--- begin Data lines ---
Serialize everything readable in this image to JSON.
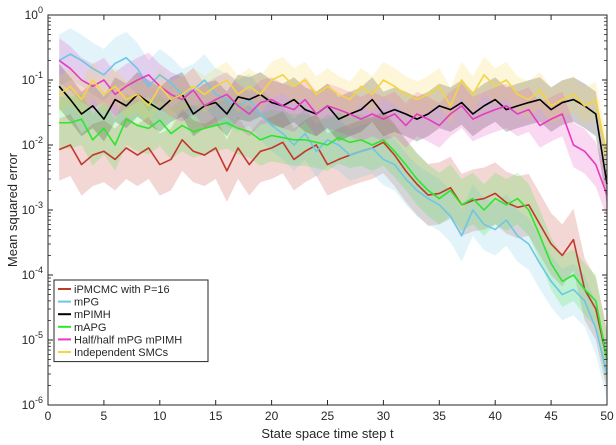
{
  "chart_data": {
    "type": "line",
    "title": "",
    "xlabel": "State space time step t",
    "ylabel": "Mean squared error",
    "y_scale": "log",
    "xlim": [
      0,
      50
    ],
    "ylim": [
      1e-06,
      1
    ],
    "x_ticks": [
      0,
      5,
      10,
      15,
      20,
      25,
      30,
      35,
      40,
      45,
      50
    ],
    "x_tick_labels": [
      "0",
      "5",
      "10",
      "15",
      "20",
      "25",
      "30",
      "35",
      "40",
      "45",
      "50"
    ],
    "y_ticks": [
      1e-06,
      1e-05,
      0.0001,
      0.001,
      0.01,
      0.1,
      1
    ],
    "y_tick_labels": [
      {
        "base": "10",
        "exp": "-6"
      },
      {
        "base": "10",
        "exp": "-5"
      },
      {
        "base": "10",
        "exp": "-4"
      },
      {
        "base": "10",
        "exp": "-3"
      },
      {
        "base": "10",
        "exp": "-2"
      },
      {
        "base": "10",
        "exp": "-1"
      },
      {
        "base": "10",
        "exp": "0"
      }
    ],
    "grid": false,
    "legend_position": "bottom-left",
    "x": [
      1,
      2,
      3,
      4,
      5,
      6,
      7,
      8,
      9,
      10,
      11,
      12,
      13,
      14,
      15,
      16,
      17,
      18,
      19,
      20,
      21,
      22,
      23,
      24,
      25,
      26,
      27,
      28,
      29,
      30,
      31,
      32,
      33,
      34,
      35,
      36,
      37,
      38,
      39,
      40,
      41,
      42,
      43,
      44,
      45,
      46,
      47,
      48,
      49,
      50
    ],
    "series": [
      {
        "name": "iPMCMC with P=16",
        "color": "#c0392b",
        "band_factor": 3,
        "values": [
          0.0085,
          0.01,
          0.005,
          0.007,
          0.008,
          0.006,
          0.009,
          0.007,
          0.009,
          0.005,
          0.006,
          0.012,
          0.008,
          0.007,
          0.009,
          0.004,
          0.009,
          0.005,
          0.008,
          0.009,
          0.011,
          0.006,
          0.008,
          0.01,
          0.005,
          0.006,
          0.007,
          0.008,
          0.009,
          0.011,
          0.007,
          0.004,
          0.0025,
          0.0017,
          0.0018,
          0.0022,
          0.0012,
          0.0014,
          0.0015,
          0.0018,
          0.0013,
          0.0011,
          0.0012,
          0.0006,
          0.0003,
          0.0002,
          0.00035,
          6e-05,
          3e-05,
          5e-06
        ]
      },
      {
        "name": "mPG",
        "color": "#6ec6e6",
        "band_factor": 2.5,
        "values": [
          0.2,
          0.25,
          0.2,
          0.15,
          0.12,
          0.18,
          0.22,
          0.15,
          0.08,
          0.12,
          0.09,
          0.06,
          0.07,
          0.1,
          0.06,
          0.05,
          0.04,
          0.05,
          0.03,
          0.02,
          0.015,
          0.01,
          0.015,
          0.008,
          0.012,
          0.01,
          0.007,
          0.008,
          0.009,
          0.006,
          0.005,
          0.003,
          0.002,
          0.0015,
          0.0012,
          0.0008,
          0.0004,
          0.001,
          0.0006,
          0.0005,
          0.0007,
          0.0004,
          0.0003,
          0.00015,
          8e-05,
          5e-05,
          6e-05,
          4e-05,
          1.5e-05,
          3e-06
        ]
      },
      {
        "name": "mPIMH",
        "color": "#000000",
        "band_factor": 2.2,
        "values": [
          0.08,
          0.05,
          0.03,
          0.04,
          0.025,
          0.05,
          0.04,
          0.06,
          0.045,
          0.035,
          0.05,
          0.06,
          0.03,
          0.04,
          0.045,
          0.03,
          0.055,
          0.05,
          0.06,
          0.045,
          0.04,
          0.05,
          0.035,
          0.03,
          0.04,
          0.025,
          0.03,
          0.035,
          0.05,
          0.03,
          0.035,
          0.03,
          0.025,
          0.03,
          0.04,
          0.035,
          0.045,
          0.03,
          0.04,
          0.05,
          0.035,
          0.04,
          0.045,
          0.05,
          0.035,
          0.045,
          0.05,
          0.04,
          0.03,
          0.0025
        ]
      },
      {
        "name": "mAPG",
        "color": "#2ee62e",
        "band_factor": 2.5,
        "values": [
          0.022,
          0.022,
          0.025,
          0.012,
          0.018,
          0.01,
          0.025,
          0.02,
          0.018,
          0.024,
          0.015,
          0.02,
          0.016,
          0.018,
          0.02,
          0.022,
          0.018,
          0.016,
          0.012,
          0.014,
          0.013,
          0.012,
          0.012,
          0.011,
          0.01,
          0.013,
          0.011,
          0.012,
          0.01,
          0.012,
          0.008,
          0.005,
          0.003,
          0.002,
          0.0015,
          0.002,
          0.0012,
          0.0015,
          0.001,
          0.0015,
          0.0012,
          0.0015,
          0.001,
          0.0004,
          0.00015,
          8e-05,
          0.0001,
          6e-05,
          4e-05,
          5e-06
        ]
      },
      {
        "name": "Half/half mPG mPIMH",
        "color": "#e63bbf",
        "band_factor": 2.2,
        "values": [
          0.2,
          0.15,
          0.1,
          0.08,
          0.1,
          0.06,
          0.08,
          0.1,
          0.12,
          0.08,
          0.06,
          0.05,
          0.07,
          0.04,
          0.05,
          0.06,
          0.04,
          0.03,
          0.045,
          0.05,
          0.04,
          0.035,
          0.05,
          0.03,
          0.04,
          0.035,
          0.03,
          0.025,
          0.03,
          0.025,
          0.03,
          0.02,
          0.03,
          0.025,
          0.02,
          0.03,
          0.04,
          0.025,
          0.03,
          0.035,
          0.04,
          0.03,
          0.035,
          0.02,
          0.025,
          0.03,
          0.01,
          0.008,
          0.005,
          0.0017
        ]
      },
      {
        "name": "Independent SMCs",
        "color": "#f5d442",
        "band_factor": 1.9,
        "values": [
          0.06,
          0.08,
          0.05,
          0.1,
          0.06,
          0.08,
          0.05,
          0.06,
          0.04,
          0.08,
          0.05,
          0.06,
          0.08,
          0.06,
          0.08,
          0.1,
          0.06,
          0.08,
          0.06,
          0.1,
          0.12,
          0.08,
          0.1,
          0.06,
          0.08,
          0.06,
          0.05,
          0.08,
          0.06,
          0.1,
          0.08,
          0.06,
          0.05,
          0.06,
          0.08,
          0.04,
          0.1,
          0.06,
          0.12,
          0.08,
          0.1,
          0.06,
          0.05,
          0.07,
          0.04,
          0.05,
          0.06,
          0.04,
          0.05,
          0.007
        ]
      }
    ]
  }
}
--- end Data lines ---
> Written exercise: Take the listing above and print it exactly, apart from the pictures.

> Task output:
Serialize everything readable in this image to JSON.
{
  "chart_data": {
    "type": "line",
    "title": "",
    "xlabel": "State space time step t",
    "ylabel": "Mean squared error",
    "y_scale": "log",
    "xlim": [
      0,
      50
    ],
    "ylim": [
      1e-06,
      1
    ],
    "x_ticks": [
      0,
      5,
      10,
      15,
      20,
      25,
      30,
      35,
      40,
      45,
      50
    ],
    "x_tick_labels": [
      "0",
      "5",
      "10",
      "15",
      "20",
      "25",
      "30",
      "35",
      "40",
      "45",
      "50"
    ],
    "y_ticks": [
      1e-06,
      1e-05,
      0.0001,
      0.001,
      0.01,
      0.1,
      1
    ],
    "y_tick_labels": [
      {
        "base": "10",
        "exp": "-6"
      },
      {
        "base": "10",
        "exp": "-5"
      },
      {
        "base": "10",
        "exp": "-4"
      },
      {
        "base": "10",
        "exp": "-3"
      },
      {
        "base": "10",
        "exp": "-2"
      },
      {
        "base": "10",
        "exp": "-1"
      },
      {
        "base": "10",
        "exp": "0"
      }
    ],
    "grid": false,
    "legend_position": "bottom-left",
    "x": [
      1,
      2,
      3,
      4,
      5,
      6,
      7,
      8,
      9,
      10,
      11,
      12,
      13,
      14,
      15,
      16,
      17,
      18,
      19,
      20,
      21,
      22,
      23,
      24,
      25,
      26,
      27,
      28,
      29,
      30,
      31,
      32,
      33,
      34,
      35,
      36,
      37,
      38,
      39,
      40,
      41,
      42,
      43,
      44,
      45,
      46,
      47,
      48,
      49,
      50
    ],
    "series": [
      {
        "name": "iPMCMC with P=16",
        "color": "#c0392b",
        "band_factor": 3,
        "values": [
          0.0085,
          0.01,
          0.005,
          0.007,
          0.008,
          0.006,
          0.009,
          0.007,
          0.009,
          0.005,
          0.006,
          0.012,
          0.008,
          0.007,
          0.009,
          0.004,
          0.009,
          0.005,
          0.008,
          0.009,
          0.011,
          0.006,
          0.008,
          0.01,
          0.005,
          0.006,
          0.007,
          0.008,
          0.009,
          0.011,
          0.007,
          0.004,
          0.0025,
          0.0017,
          0.0018,
          0.0022,
          0.0012,
          0.0014,
          0.0015,
          0.0018,
          0.0013,
          0.0011,
          0.0012,
          0.0006,
          0.0003,
          0.0002,
          0.00035,
          6e-05,
          3e-05,
          5e-06
        ]
      },
      {
        "name": "mPG",
        "color": "#6ec6e6",
        "band_factor": 2.5,
        "values": [
          0.2,
          0.25,
          0.2,
          0.15,
          0.12,
          0.18,
          0.22,
          0.15,
          0.08,
          0.12,
          0.09,
          0.06,
          0.07,
          0.1,
          0.06,
          0.05,
          0.04,
          0.05,
          0.03,
          0.02,
          0.015,
          0.01,
          0.015,
          0.008,
          0.012,
          0.01,
          0.007,
          0.008,
          0.009,
          0.006,
          0.005,
          0.003,
          0.002,
          0.0015,
          0.0012,
          0.0008,
          0.0004,
          0.001,
          0.0006,
          0.0005,
          0.0007,
          0.0004,
          0.0003,
          0.00015,
          8e-05,
          5e-05,
          6e-05,
          4e-05,
          1.5e-05,
          3e-06
        ]
      },
      {
        "name": "mPIMH",
        "color": "#000000",
        "band_factor": 2.2,
        "values": [
          0.08,
          0.05,
          0.03,
          0.04,
          0.025,
          0.05,
          0.04,
          0.06,
          0.045,
          0.035,
          0.05,
          0.06,
          0.03,
          0.04,
          0.045,
          0.03,
          0.055,
          0.05,
          0.06,
          0.045,
          0.04,
          0.05,
          0.035,
          0.03,
          0.04,
          0.025,
          0.03,
          0.035,
          0.05,
          0.03,
          0.035,
          0.03,
          0.025,
          0.03,
          0.04,
          0.035,
          0.045,
          0.03,
          0.04,
          0.05,
          0.035,
          0.04,
          0.045,
          0.05,
          0.035,
          0.045,
          0.05,
          0.04,
          0.03,
          0.0025
        ]
      },
      {
        "name": "mAPG",
        "color": "#2ee62e",
        "band_factor": 2.5,
        "values": [
          0.022,
          0.022,
          0.025,
          0.012,
          0.018,
          0.01,
          0.025,
          0.02,
          0.018,
          0.024,
          0.015,
          0.02,
          0.016,
          0.018,
          0.02,
          0.022,
          0.018,
          0.016,
          0.012,
          0.014,
          0.013,
          0.012,
          0.012,
          0.011,
          0.01,
          0.013,
          0.011,
          0.012,
          0.01,
          0.012,
          0.008,
          0.005,
          0.003,
          0.002,
          0.0015,
          0.002,
          0.0012,
          0.0015,
          0.001,
          0.0015,
          0.0012,
          0.0015,
          0.001,
          0.0004,
          0.00015,
          8e-05,
          0.0001,
          6e-05,
          4e-05,
          5e-06
        ]
      },
      {
        "name": "Half/half mPG mPIMH",
        "color": "#e63bbf",
        "band_factor": 2.2,
        "values": [
          0.2,
          0.15,
          0.1,
          0.08,
          0.1,
          0.06,
          0.08,
          0.1,
          0.12,
          0.08,
          0.06,
          0.05,
          0.07,
          0.04,
          0.05,
          0.06,
          0.04,
          0.03,
          0.045,
          0.05,
          0.04,
          0.035,
          0.05,
          0.03,
          0.04,
          0.035,
          0.03,
          0.025,
          0.03,
          0.025,
          0.03,
          0.02,
          0.03,
          0.025,
          0.02,
          0.03,
          0.04,
          0.025,
          0.03,
          0.035,
          0.04,
          0.03,
          0.035,
          0.02,
          0.025,
          0.03,
          0.01,
          0.008,
          0.005,
          0.0017
        ]
      },
      {
        "name": "Independent SMCs",
        "color": "#f5d442",
        "band_factor": 1.9,
        "values": [
          0.06,
          0.08,
          0.05,
          0.1,
          0.06,
          0.08,
          0.05,
          0.06,
          0.04,
          0.08,
          0.05,
          0.06,
          0.08,
          0.06,
          0.08,
          0.1,
          0.06,
          0.08,
          0.06,
          0.1,
          0.12,
          0.08,
          0.1,
          0.06,
          0.08,
          0.06,
          0.05,
          0.08,
          0.06,
          0.1,
          0.08,
          0.06,
          0.05,
          0.06,
          0.08,
          0.04,
          0.1,
          0.06,
          0.12,
          0.08,
          0.1,
          0.06,
          0.05,
          0.07,
          0.04,
          0.05,
          0.06,
          0.04,
          0.05,
          0.007
        ]
      }
    ]
  }
}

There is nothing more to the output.